_Testo fornito_:
Napoli 1875 gen. 10 - Roma 1946 feb. 16

politico, avvocato

Intestazioni:
Rodinò, Giulio, politico, avvocato, (Napoli 1875 - Roma 1946), SIUSA

Figlio di Gianfrancesco, marchese di Sangineto, e di Giuseppina Sanseverino, Giulio Rodinò nacque a Napoli nel 1875 da una famiglia di antica aristocrazia legata ad ambienti del movimento cattolico napoletano: il nonno materno, Luigi Sanseverino principe di Bisognano, era stato tra i promotori dell'Opera dei congressi mentre il padre aveva fondato, nel 1891, il Circolo cattolico per gli interessi di Napoli.
Compiuti gli studi classici presso i gesuiti del convitto Pontano, si iscrisse alla Facoltà di Giurisprudenza dell'università di Napoli ove si laureò nel 1897. Subito dopo cominciò a esercitare l'avvocatura e allo stesso tempo ad avvicinarsi alla politica, entrando a far parte del Circolo fondato dal padre.

_Esercizi_:
[a] In quale anno, secondo il testo fornito, il padre di Giulio Rodinò fondò il Circolo cattolico per gli interessi di Napoli?
[b] Riporta senza modifiche il passo del testo fornito che va da "Compiuti gli studi" fino a "fondato dal padre.".

_Dati forniti_:
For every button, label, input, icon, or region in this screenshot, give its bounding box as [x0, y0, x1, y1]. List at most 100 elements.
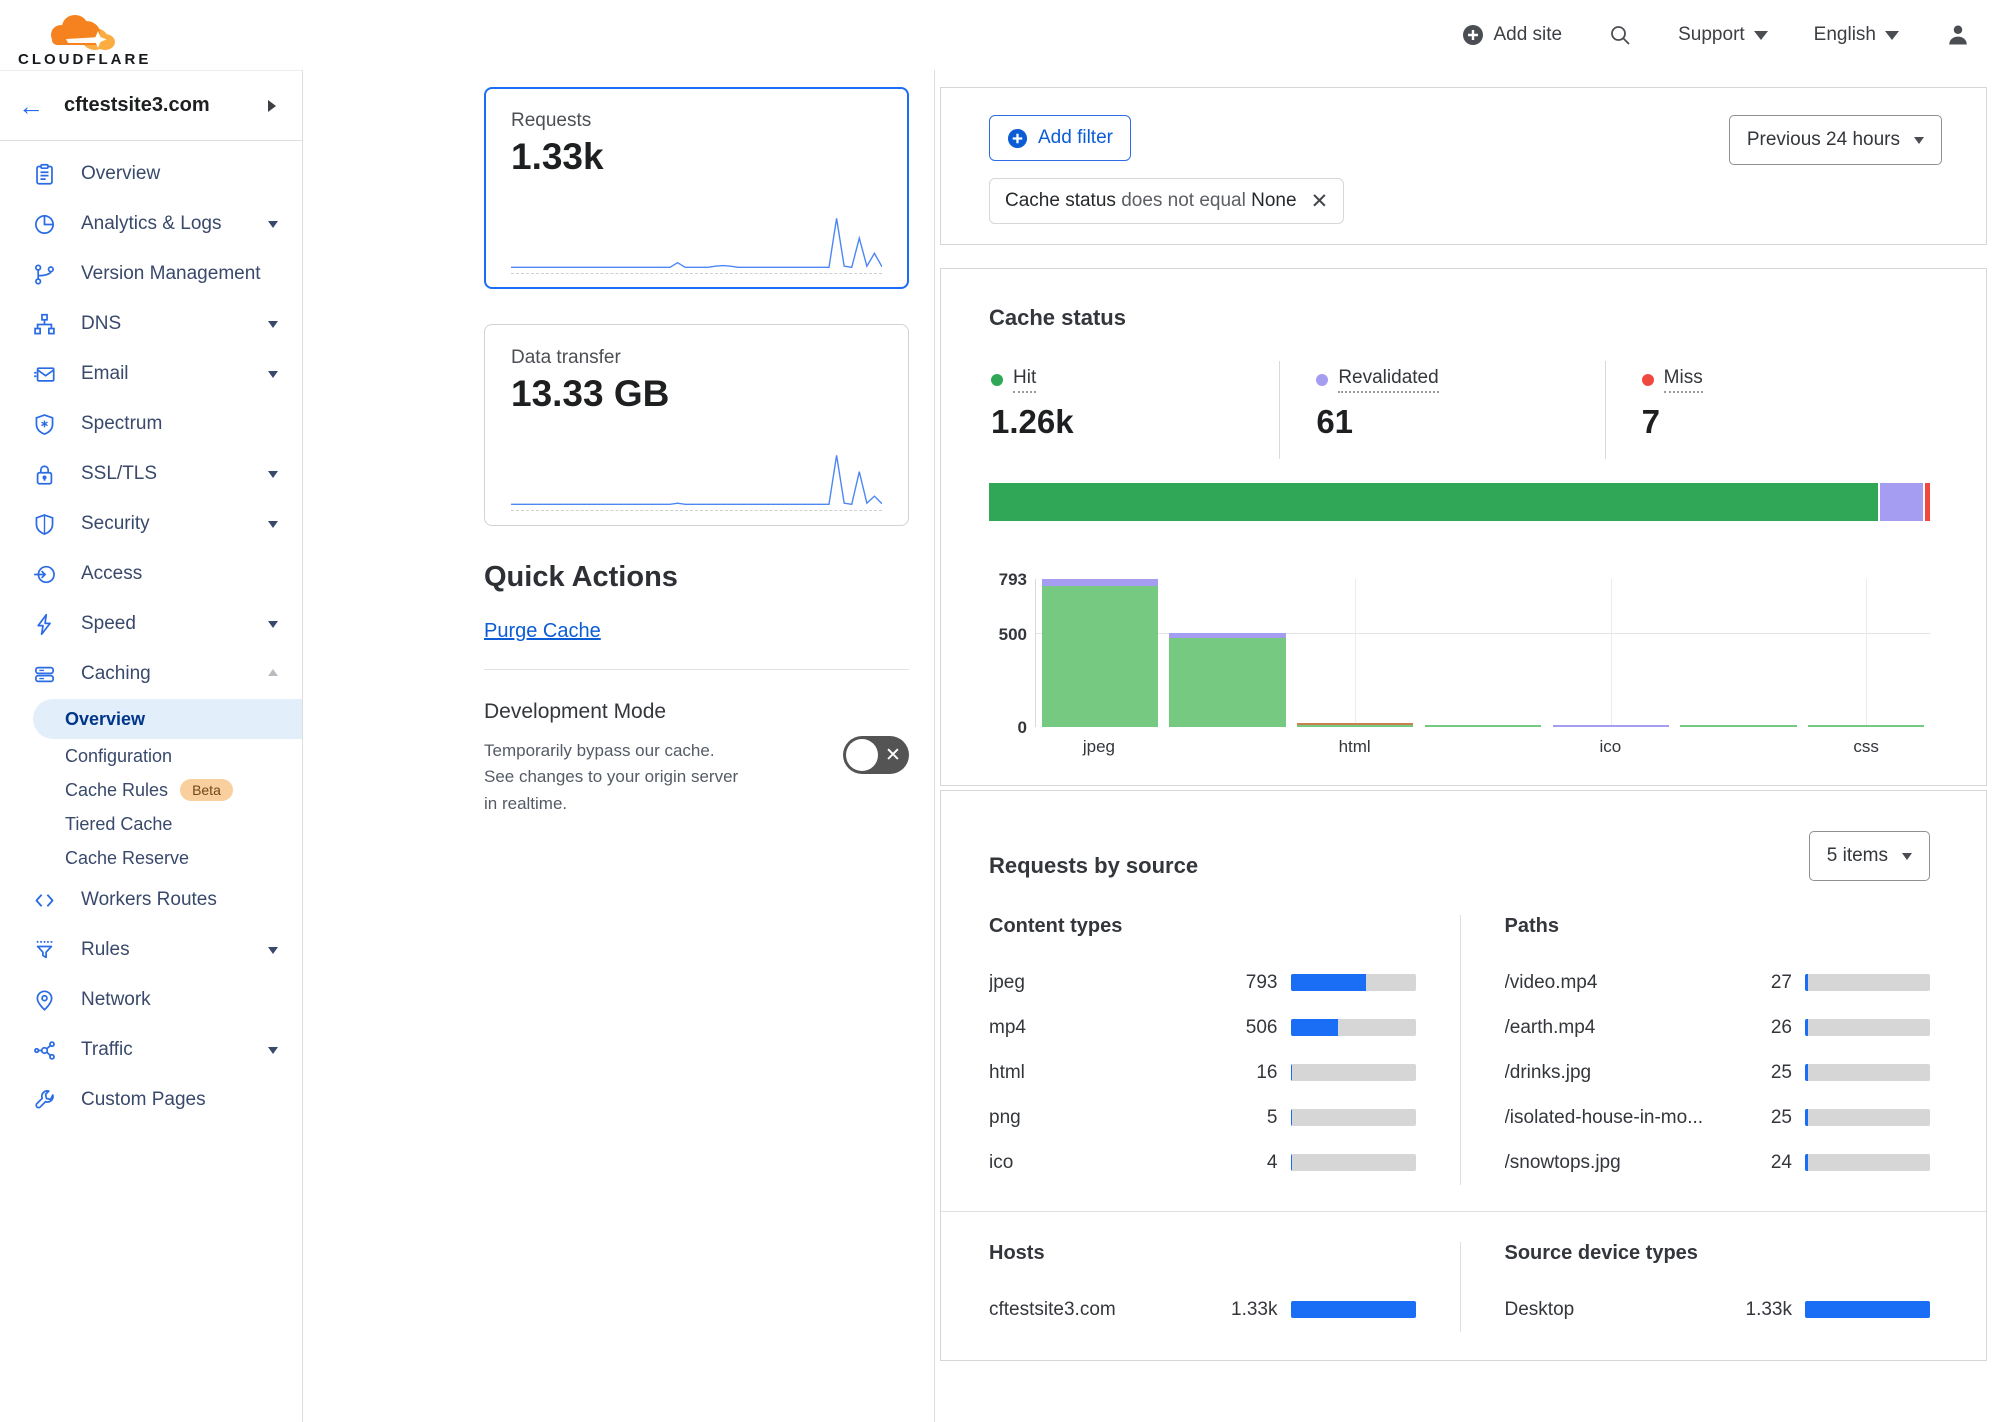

_Soluzioni per esercizio_:
[a] Nel 1891.

[b]
Compiuti gli studi classici presso i gesuiti del convitto Pontano, si iscrisse alla Facoltà di Giurisprudenza dell'università di Napoli ove si laureò nel 1897. Subito dopo cominciò a esercitare l'avvocatura e allo stesso tempo ad avvicinarsi alla politica, entrando a far parte del Circolo fondato dal padre.